#### BRIEF
All entries are to be returned verbatim.

#### MATERIAL PROVIDED

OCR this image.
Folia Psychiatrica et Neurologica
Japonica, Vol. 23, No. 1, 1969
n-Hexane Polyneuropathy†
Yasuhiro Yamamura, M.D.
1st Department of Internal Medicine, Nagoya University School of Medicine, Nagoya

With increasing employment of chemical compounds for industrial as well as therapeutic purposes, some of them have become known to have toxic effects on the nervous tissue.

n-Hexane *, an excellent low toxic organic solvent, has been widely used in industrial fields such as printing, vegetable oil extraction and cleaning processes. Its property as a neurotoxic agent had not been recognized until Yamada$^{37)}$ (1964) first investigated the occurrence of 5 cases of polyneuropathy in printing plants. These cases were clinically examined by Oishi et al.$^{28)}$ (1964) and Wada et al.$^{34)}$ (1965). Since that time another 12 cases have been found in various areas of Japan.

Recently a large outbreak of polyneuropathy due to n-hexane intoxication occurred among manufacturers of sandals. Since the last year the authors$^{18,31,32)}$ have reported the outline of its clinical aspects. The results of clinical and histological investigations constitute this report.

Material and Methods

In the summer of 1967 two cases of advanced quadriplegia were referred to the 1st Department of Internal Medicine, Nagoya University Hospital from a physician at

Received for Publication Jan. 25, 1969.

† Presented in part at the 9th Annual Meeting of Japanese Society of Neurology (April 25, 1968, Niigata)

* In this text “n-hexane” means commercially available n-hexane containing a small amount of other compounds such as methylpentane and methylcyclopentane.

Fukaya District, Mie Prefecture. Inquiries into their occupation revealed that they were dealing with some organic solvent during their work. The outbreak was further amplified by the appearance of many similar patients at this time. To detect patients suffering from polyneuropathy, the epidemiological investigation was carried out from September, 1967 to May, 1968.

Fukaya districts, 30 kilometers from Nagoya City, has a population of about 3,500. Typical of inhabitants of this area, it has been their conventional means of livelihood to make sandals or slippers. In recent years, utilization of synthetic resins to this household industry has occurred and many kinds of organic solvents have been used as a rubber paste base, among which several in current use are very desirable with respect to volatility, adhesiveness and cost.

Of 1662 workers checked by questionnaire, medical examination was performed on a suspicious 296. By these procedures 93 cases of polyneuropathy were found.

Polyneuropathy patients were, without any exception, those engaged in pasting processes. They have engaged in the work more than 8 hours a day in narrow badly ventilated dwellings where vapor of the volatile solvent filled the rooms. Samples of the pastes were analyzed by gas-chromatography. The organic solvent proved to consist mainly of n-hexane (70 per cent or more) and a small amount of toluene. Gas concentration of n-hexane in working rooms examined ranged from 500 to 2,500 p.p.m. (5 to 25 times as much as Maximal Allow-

#### WRITTEN RESPONSE
OCR this image.
Folia Psychiatrica et Neurologica
Japonica, Vol. 23, No. 1, 1969
n-Hexane Polyneuropathy†
Yasuhiro Yamamura, M.D.
1st Department of Internal Medicine, Nagoya University School of Medicine, Nagoya

With increasing employment of chemical compounds for industrial as well as therapeutic purposes, some of them have become known to have toxic effects on the nervous tissue.

n-Hexane *, an excellent low toxic organic solvent, has been widely used in industrial fields such as printing, vegetable oil extraction and cleaning processes. Its property as a neurotoxic agent had not been recognized until Yamada$^{37)}$ (1964) first investigated the occurrence of 5 cases of polyneuropathy in printing plants. These cases were clinically examined by Oishi et al.$^{28)}$ (1964) and Wada et al.$^{34)}$ (1965). Since that time another 12 cases have been found in various areas of Japan.

Recently a large outbreak of polyneuropathy due to n-hexane intoxication occurred among manufacturers of sandals. Since the last year the authors$^{18,31,32)}$ have reported the outline of its clinical aspects. The results of clinical and histological investigations constitute this report.

Material and Methods

In the summer of 1967 two cases of advanced quadriplegia were referred to the 1st Department of Internal Medicine, Nagoya University Hospital from a physician at

Received for Publication Jan. 25, 1969.

† Presented in part at the 9th Annual Meeting of Japanese Society of Neurology (April 25, 1968, Niigata)

* In this text “n-hexane” means commercially available n-hexane containing a small amount of other compounds such as methylpentane and methylcyclopentane.

Fukaya District, Mie Prefecture. Inquiries into their occupation revealed that they were dealing with some organic solvent during their work. The outbreak was further amplified by the appearance of many similar patients at this time. To detect patients suffering from polyneuropathy, the epidemiological investigation was carried out from September, 1967 to May, 1968.

Fukaya districts, 30 kilometers from Nagoya City, has a population of about 3,500. Typical of inhabitants of this area, it has been their conventional means of livelihood to make sandals or slippers. In recent years, utilization of synthetic resins to this household industry has occurred and many kinds of organic solvents have been used as a rubber paste base, among which several in current use are very desirable with respect to volatility, adhesiveness and cost.

Of 1662 workers checked by questionnaire, medical examination was performed on a suspicious 296. By these procedures 93 cases of polyneuropathy were found.

Polyneuropathy patients were, without any exception, those engaged in pasting processes. They have engaged in the work more than 8 hours a day in narrow badly ventilated dwellings where vapor of the volatile solvent filled the rooms. Samples of the pastes were analyzed by gas-chromatography. The organic solvent proved to consist mainly of n-hexane (70 per cent or more) and a small amount of toluene. Gas concentration of n-hexane in working rooms examined ranged from 500 to 2,500 p.p.m. (5 to 25 times as much as Maximal Allow-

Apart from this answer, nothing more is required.